__Raw data__.

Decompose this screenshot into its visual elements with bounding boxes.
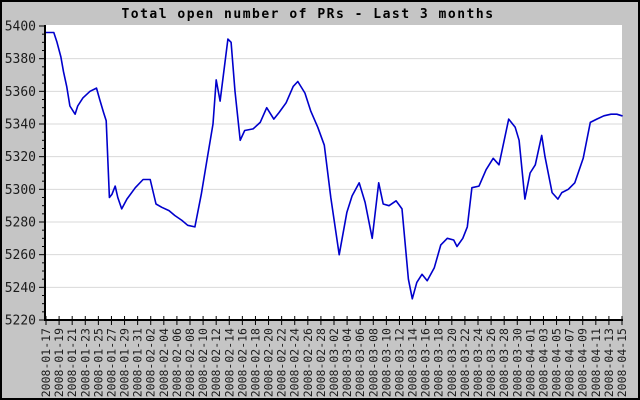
x-tick-label: 2008-04-09	[576, 328, 590, 397]
x-tick-label: 2008-03-06	[353, 328, 367, 397]
y-tick-label: 5320	[5, 150, 36, 165]
x-tick-label: 2008-01-21	[65, 328, 79, 397]
x-tick-label: 2008-01-19	[52, 328, 66, 397]
x-tick-label: 2008-01-27	[104, 328, 118, 397]
x-tick-label: 2008-02-18	[248, 328, 262, 397]
x-tick-label: 2008-02-10	[196, 328, 210, 397]
y-tick-label: 5340	[5, 118, 36, 133]
x-tick-label: 2008-02-20	[262, 328, 276, 397]
x-tick-label: 2008-03-30	[510, 328, 524, 397]
x-tick-label: 2008-03-10	[379, 328, 393, 397]
x-tick-label: 2008-03-18	[432, 328, 446, 397]
y-tick-label: 5400	[5, 20, 36, 35]
x-tick-label: 2008-02-04	[157, 328, 171, 397]
data-line	[45, 31, 623, 300]
x-tick-label: 2008-01-25	[91, 328, 105, 397]
x-tick-label: 2008-04-11	[589, 328, 603, 397]
x-tick-label: 2008-02-26	[301, 328, 315, 397]
chart-title: Total open number of PRs - Last 3 months	[121, 7, 494, 22]
x-tick-label: 2008-03-04	[340, 328, 354, 397]
x-tick-label: 2008-02-06	[170, 328, 184, 397]
x-tick-label: 2008-03-08	[366, 328, 380, 397]
y-tick-label: 5220	[5, 314, 36, 329]
x-tick-label: 2008-03-26	[484, 328, 498, 397]
x-tick-label: 2008-02-16	[235, 328, 249, 397]
x-tick-label: 2008-01-29	[118, 328, 132, 397]
x-tick-label: 2008-02-28	[314, 328, 328, 397]
x-tick-label: 2008-02-08	[183, 328, 197, 397]
x-tick-label: 2008-04-07	[563, 328, 577, 397]
x-tick-label: 2008-03-12	[392, 328, 406, 397]
x-tick-label: 2008-04-15	[615, 328, 629, 397]
y-tick-label: 5240	[5, 281, 36, 296]
plot-area	[45, 25, 622, 320]
x-tick-label: 2008-03-14	[406, 328, 420, 397]
x-tick-label: 2008-03-22	[458, 328, 472, 397]
x-tick-label: 2008-03-24	[471, 328, 485, 397]
x-tick-label: 2008-01-31	[131, 328, 145, 397]
x-tick-label: 2008-02-22	[275, 328, 289, 397]
x-tick-label: 2008-04-05	[550, 328, 564, 397]
x-tick-label: 2008-04-13	[602, 328, 616, 397]
x-tick-label: 2008-03-16	[419, 328, 433, 397]
y-tick-label: 5260	[5, 248, 36, 263]
x-tick-label: 2008-02-02	[144, 328, 158, 397]
x-tick-label: 2008-03-02	[327, 328, 341, 397]
x-tick-label: 2008-02-12	[209, 328, 223, 397]
x-tick-label: 2008-02-14	[222, 328, 236, 397]
y-tick-label: 5380	[5, 52, 36, 67]
y-tick-label: 5280	[5, 216, 36, 231]
y-axis-line	[44, 25, 46, 321]
x-tick-label: 2008-04-01	[523, 328, 537, 397]
x-tick-label: 2008-03-20	[445, 328, 459, 397]
y-tick-label: 5360	[5, 85, 36, 100]
y-tick-label: 5300	[5, 183, 36, 198]
x-axis-line	[44, 319, 623, 321]
x-tick-label: 2008-02-24	[288, 328, 302, 397]
x-tick-label: 2008-01-17	[39, 328, 53, 397]
x-tick-label: 2008-03-28	[497, 328, 511, 397]
x-tick-label: 2008-01-23	[78, 328, 92, 397]
x-tick-label: 2008-04-03	[536, 328, 550, 397]
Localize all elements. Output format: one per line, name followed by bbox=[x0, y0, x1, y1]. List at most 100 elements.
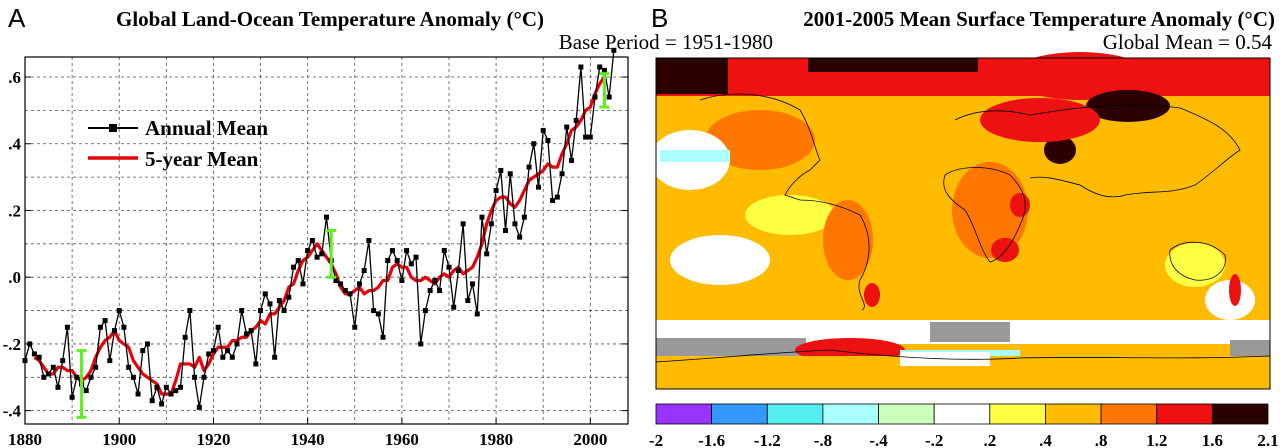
annual-point bbox=[130, 374, 136, 380]
annual-point bbox=[27, 341, 33, 347]
colorbar-segment bbox=[878, 403, 935, 425]
annual-point bbox=[465, 298, 471, 304]
annual-point bbox=[46, 371, 52, 377]
map-new-zealand bbox=[1229, 274, 1241, 306]
annual-point bbox=[60, 358, 66, 364]
map-siberia-warm bbox=[1010, 52, 1150, 100]
map-south-pacific-cool bbox=[670, 235, 770, 285]
annual-point bbox=[564, 124, 570, 130]
panel-a-title: Global Land-Ocean Temperature Anomaly (°… bbox=[116, 7, 544, 31]
map-north-america bbox=[705, 110, 815, 170]
annual-point bbox=[389, 248, 395, 254]
annual-point bbox=[154, 384, 160, 390]
annual-point bbox=[507, 171, 513, 177]
annual-point bbox=[441, 248, 447, 254]
panel-a-subtitle: Base Period = 1951-1980 bbox=[559, 30, 773, 54]
map-frame bbox=[655, 57, 1271, 390]
y-tick-label: .2 bbox=[8, 201, 21, 220]
annual-point bbox=[159, 401, 165, 407]
annual-point bbox=[399, 278, 405, 284]
annual-point bbox=[50, 364, 56, 370]
annual-point bbox=[149, 398, 155, 404]
annual-point bbox=[74, 374, 80, 380]
annual-point bbox=[493, 187, 499, 193]
map-missing-mid bbox=[930, 322, 1010, 342]
annual-point bbox=[239, 308, 245, 314]
annual-point bbox=[192, 374, 198, 380]
map-arctic-north bbox=[808, 58, 978, 72]
annual-point bbox=[234, 341, 240, 347]
annual-point bbox=[55, 384, 61, 390]
annual-point bbox=[554, 194, 560, 200]
map-missing-east bbox=[1230, 340, 1270, 356]
colorbar-segment bbox=[1045, 403, 1102, 425]
y-tick-label: .0 bbox=[8, 268, 21, 287]
annual-point bbox=[356, 281, 362, 287]
annual-point bbox=[126, 364, 132, 370]
panel-a-x-tick-labels: 1880 1900 1920 1940 1960 1980 2000 bbox=[8, 430, 607, 448]
map-south-pacific-west bbox=[1205, 280, 1255, 320]
annual-point bbox=[314, 254, 320, 260]
colorbar-label: -2 bbox=[649, 431, 663, 448]
colorbar-label: .8 bbox=[1095, 431, 1108, 448]
annual-point bbox=[517, 234, 523, 240]
annual-point bbox=[187, 308, 193, 314]
annual-point bbox=[484, 251, 490, 257]
colorbar-segment bbox=[1211, 403, 1269, 425]
annual-point bbox=[210, 348, 216, 354]
x-tick-label: 1960 bbox=[385, 430, 419, 448]
colorbar-labels: -2 -1.6 -1.2 -.8 -.4 -.2 .2 .4 .8 1.2 1.6 2.1 bbox=[649, 431, 1279, 448]
annual-point bbox=[272, 354, 278, 360]
annual-point bbox=[163, 384, 169, 390]
annual-point bbox=[206, 351, 212, 357]
map-indian-ocean bbox=[1080, 210, 1160, 260]
annual-point bbox=[559, 171, 565, 177]
annual-point bbox=[432, 278, 438, 284]
annual-point bbox=[597, 64, 603, 70]
annual-point bbox=[437, 288, 443, 294]
series-annual-mean bbox=[22, 47, 617, 410]
annual-point bbox=[97, 324, 103, 330]
x-tick-label: 1920 bbox=[196, 430, 230, 448]
annual-point bbox=[36, 354, 42, 360]
annual-point bbox=[93, 364, 99, 370]
annual-point bbox=[309, 238, 315, 243]
annual-point bbox=[568, 157, 574, 163]
annual-point bbox=[512, 221, 518, 227]
map-pacific-cyan bbox=[660, 150, 730, 162]
annual-point bbox=[88, 374, 94, 380]
x-tick-label: 1980 bbox=[479, 430, 513, 448]
panel-a: A Global Land-Ocean Temperature Anomaly … bbox=[3, 3, 773, 448]
legend-annual-label: Annual Mean bbox=[145, 116, 268, 140]
annual-point bbox=[291, 264, 297, 270]
map-australia bbox=[1165, 243, 1225, 287]
colorbar-segment bbox=[766, 403, 824, 425]
legend-5yr-label: 5-year Mean bbox=[145, 147, 259, 171]
annual-point bbox=[394, 258, 400, 264]
annual-point bbox=[253, 361, 259, 367]
colorbar-label: -1.6 bbox=[698, 431, 725, 448]
annual-point bbox=[168, 391, 174, 397]
y-tick-label: .6 bbox=[8, 68, 21, 87]
annual-point bbox=[342, 288, 348, 294]
annual-point bbox=[262, 291, 268, 297]
annual-point bbox=[243, 331, 249, 337]
colorbar-label: 1.2 bbox=[1146, 431, 1167, 448]
annual-point bbox=[587, 134, 593, 140]
map-coastlines bbox=[655, 93, 1271, 363]
annual-point bbox=[385, 258, 391, 264]
annual-point bbox=[64, 324, 70, 330]
annual-point bbox=[22, 358, 28, 364]
panel-b-title: 2001-2005 Mean Surface Temperature Anoma… bbox=[803, 7, 1275, 31]
annual-point bbox=[503, 227, 509, 233]
panel-a-legend: Annual Mean 5-year Mean bbox=[88, 116, 268, 171]
annual-point bbox=[177, 384, 183, 390]
map-eurasia-warm bbox=[980, 98, 1100, 142]
annual-point bbox=[460, 221, 466, 227]
plot-frame bbox=[24, 56, 629, 425]
map-patagonia bbox=[864, 283, 880, 307]
annual-point bbox=[107, 358, 113, 364]
colorbar-segment bbox=[989, 403, 1046, 425]
annual-line bbox=[24, 50, 615, 408]
colorbar-segment bbox=[711, 403, 768, 425]
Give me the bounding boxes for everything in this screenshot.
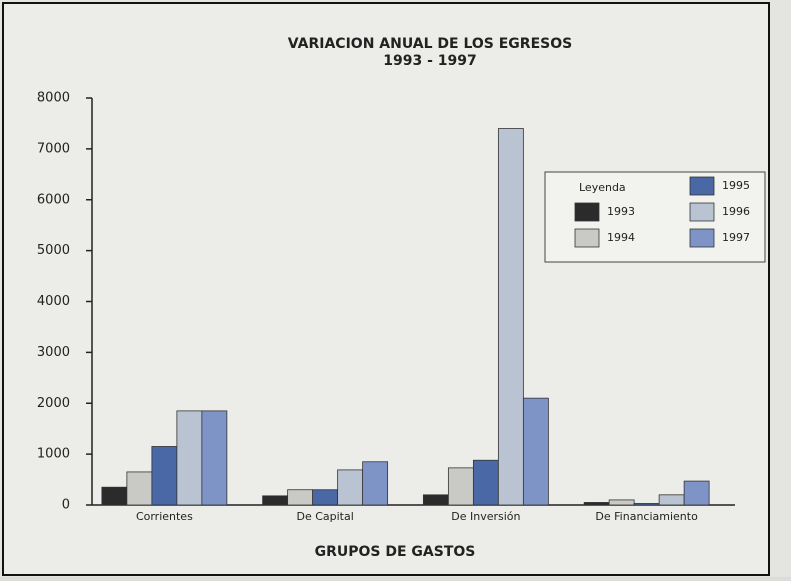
legend-swatch — [689, 228, 715, 248]
bar — [683, 480, 710, 506]
y-tick-label: 4000 — [37, 294, 70, 309]
y-tick-label: 1000 — [37, 447, 70, 462]
bar — [201, 410, 228, 506]
y-tick-label: 8000 — [37, 91, 70, 106]
x-tick-label: Corrientes — [136, 510, 193, 523]
bar — [287, 489, 314, 506]
y-tick-label: 6000 — [37, 192, 70, 207]
bar — [337, 469, 364, 506]
y-tick-label: 7000 — [37, 141, 70, 156]
bar — [497, 128, 524, 506]
bar — [362, 461, 389, 506]
y-tick-label: 5000 — [37, 243, 70, 258]
legend-label: 1997 — [722, 231, 750, 244]
legend-label: 1994 — [607, 231, 635, 244]
bar — [422, 494, 449, 506]
x-tick-label: De Capital — [296, 510, 353, 523]
bar — [658, 494, 685, 506]
legend-swatch — [574, 202, 600, 222]
x-tick-label: De Inversión — [451, 510, 520, 523]
bar — [176, 410, 203, 506]
legend-swatch — [689, 202, 715, 222]
chart-subtitle: 1993 - 1997 — [383, 53, 477, 69]
y-tick-label: 0 — [62, 498, 70, 513]
bar — [151, 446, 178, 506]
bar — [126, 471, 153, 506]
bar — [312, 489, 339, 506]
bar — [101, 486, 128, 506]
x-tick-label: De Financiamiento — [595, 510, 698, 523]
bar — [262, 495, 289, 506]
x-axis-label: GRUPOS DE GASTOS — [315, 544, 476, 560]
y-tick-label: 3000 — [37, 345, 70, 360]
bar — [447, 467, 474, 506]
legend-title: Leyenda — [579, 181, 626, 194]
chart-title: VARIACION ANUAL DE LOS EGRESOS — [288, 36, 572, 52]
bar — [583, 502, 610, 506]
bar — [633, 503, 660, 506]
legend-label: 1995 — [722, 179, 750, 192]
legend-label: 1996 — [722, 205, 750, 218]
legend-swatch — [574, 228, 600, 248]
bar — [608, 499, 635, 506]
bar — [472, 459, 499, 506]
legend-swatch — [689, 176, 715, 196]
y-tick-label: 2000 — [37, 396, 70, 411]
bar — [522, 397, 549, 506]
legend-label: 1993 — [607, 205, 635, 218]
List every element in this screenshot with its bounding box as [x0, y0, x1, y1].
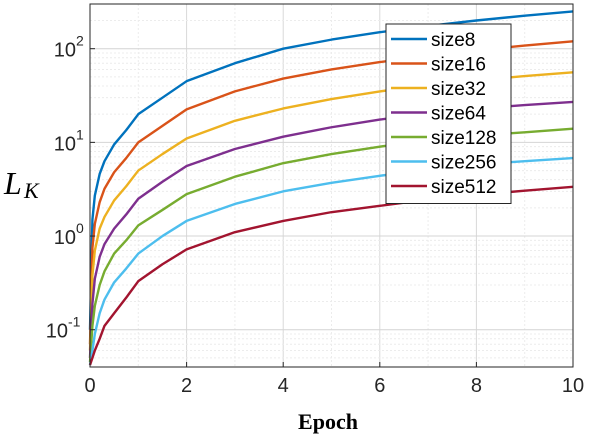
x-tick-label: 4 — [278, 375, 289, 397]
plot-frame — [89, 3, 574, 368]
legend-item: size16 — [391, 55, 486, 76]
y-axis-label-subscript: K — [23, 178, 40, 203]
y-tick-label: 10 -1 — [46, 314, 81, 343]
legend-label: size32 — [431, 79, 486, 100]
y-tick-exponent: 2 — [76, 33, 84, 49]
y-tick-exponent: 1 — [76, 126, 84, 142]
legend: size8 size16 size32 size64 size128 size256 siz… — [385, 23, 512, 204]
legend-item: size8 — [391, 30, 475, 51]
legend-item: size128 — [391, 128, 497, 149]
x-tick-label: 10 — [562, 375, 584, 397]
y-tick-base: 10 — [54, 133, 76, 155]
x-tick-label: 8 — [471, 375, 482, 397]
x-tick-label: 0 — [84, 375, 95, 397]
legend-item: size32 — [391, 79, 486, 100]
y-tick-label: 10 1 — [54, 126, 84, 155]
legend-label: size256 — [431, 153, 497, 174]
y-tick-exponent: 0 — [76, 220, 84, 236]
legend-label: size8 — [431, 30, 475, 51]
legend-item: size64 — [391, 104, 486, 125]
y-tick-base: 10 — [54, 227, 76, 249]
legend-label: size64 — [431, 104, 486, 125]
y-axis-label-main: L — [3, 165, 22, 201]
y-tick-base: 10 — [46, 321, 68, 343]
x-tick-label: 2 — [181, 375, 192, 397]
legend-label: size16 — [431, 55, 486, 76]
legend-item: size256 — [391, 153, 497, 174]
legend-label: size512 — [431, 177, 497, 198]
legend-box — [385, 23, 512, 204]
y-tick-label: 10 0 — [54, 220, 84, 249]
y-tick-base: 10 — [54, 40, 76, 62]
legend-label: size128 — [431, 128, 497, 149]
legend-item: size512 — [391, 177, 497, 198]
y-tick-exponent: -1 — [68, 314, 81, 330]
x-tick-label: 6 — [374, 375, 385, 397]
y-tick-label: 10 2 — [54, 33, 84, 62]
x-axis-label: Epoch — [298, 409, 358, 434]
y-axis-label: L K — [3, 165, 40, 203]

__Challenge__. Please update the stretch of entries from the line containing "328, 590, 397]" through the line containing "328, 498, 397]", changing "x-tick-label" to "date-tick-label" and leaving everything else in those lines as it is.

__Task response__.
date-tick-label: 2008-04-09	[576, 328, 590, 397]
date-tick-label: 2008-03-06	[353, 328, 367, 397]
y-tick-label: 5320	[5, 150, 36, 165]
date-tick-label: 2008-01-21	[65, 328, 79, 397]
date-tick-label: 2008-01-19	[52, 328, 66, 397]
date-tick-label: 2008-01-27	[104, 328, 118, 397]
date-tick-label: 2008-02-18	[248, 328, 262, 397]
date-tick-label: 2008-02-10	[196, 328, 210, 397]
y-tick-label: 5340	[5, 118, 36, 133]
date-tick-label: 2008-02-20	[262, 328, 276, 397]
date-tick-label: 2008-03-30	[510, 328, 524, 397]
date-tick-label: 2008-03-10	[379, 328, 393, 397]
date-tick-label: 2008-03-18	[432, 328, 446, 397]
y-tick-label: 5400	[5, 20, 36, 35]
date-tick-label: 2008-02-04	[157, 328, 171, 397]
data-line	[45, 31, 623, 300]
date-tick-label: 2008-01-25	[91, 328, 105, 397]
date-tick-label: 2008-04-11	[589, 328, 603, 397]
date-tick-label: 2008-02-26	[301, 328, 315, 397]
chart-title: Total open number of PRs - Last 3 months	[121, 7, 494, 22]
date-tick-label: 2008-03-04	[340, 328, 354, 397]
date-tick-label: 2008-02-06	[170, 328, 184, 397]
date-tick-label: 2008-03-08	[366, 328, 380, 397]
y-tick-label: 5220	[5, 314, 36, 329]
date-tick-label: 2008-03-26	[484, 328, 498, 397]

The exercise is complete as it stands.